Goal |
Lines that include the word "shield" are the ones to copy.

-- Start Stored data --

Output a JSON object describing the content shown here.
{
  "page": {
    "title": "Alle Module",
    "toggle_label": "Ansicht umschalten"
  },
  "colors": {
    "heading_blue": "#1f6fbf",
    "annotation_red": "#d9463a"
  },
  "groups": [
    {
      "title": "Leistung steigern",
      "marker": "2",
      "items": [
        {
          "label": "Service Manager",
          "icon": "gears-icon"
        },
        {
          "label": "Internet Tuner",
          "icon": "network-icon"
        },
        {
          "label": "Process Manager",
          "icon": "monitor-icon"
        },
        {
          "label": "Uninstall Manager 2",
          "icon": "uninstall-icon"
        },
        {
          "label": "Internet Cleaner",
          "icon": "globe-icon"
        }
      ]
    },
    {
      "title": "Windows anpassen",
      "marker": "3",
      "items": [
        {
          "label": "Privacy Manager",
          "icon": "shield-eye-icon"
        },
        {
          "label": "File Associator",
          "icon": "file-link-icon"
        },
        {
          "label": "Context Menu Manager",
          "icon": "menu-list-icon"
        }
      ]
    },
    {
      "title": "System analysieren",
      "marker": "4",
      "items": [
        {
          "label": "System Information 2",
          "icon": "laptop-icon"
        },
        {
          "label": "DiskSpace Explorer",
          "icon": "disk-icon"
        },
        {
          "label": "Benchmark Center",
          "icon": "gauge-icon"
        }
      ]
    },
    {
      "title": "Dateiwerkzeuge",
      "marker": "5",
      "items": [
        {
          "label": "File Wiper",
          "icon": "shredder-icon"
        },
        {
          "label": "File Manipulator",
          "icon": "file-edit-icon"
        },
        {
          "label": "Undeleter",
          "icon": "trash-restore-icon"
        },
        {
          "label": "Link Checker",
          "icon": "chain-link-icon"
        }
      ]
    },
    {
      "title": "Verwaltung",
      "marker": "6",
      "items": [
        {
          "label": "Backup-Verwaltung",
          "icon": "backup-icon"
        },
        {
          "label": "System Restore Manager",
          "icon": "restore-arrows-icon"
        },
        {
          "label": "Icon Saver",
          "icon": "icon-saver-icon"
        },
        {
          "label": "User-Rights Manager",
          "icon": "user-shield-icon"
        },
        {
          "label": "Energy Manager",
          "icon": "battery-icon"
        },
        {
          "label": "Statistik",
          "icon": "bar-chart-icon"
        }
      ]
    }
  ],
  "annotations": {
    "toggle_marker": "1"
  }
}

-- End Stored data --

The solution |
          "icon": "shield-eye-icon"
          "icon": "user-shield-icon"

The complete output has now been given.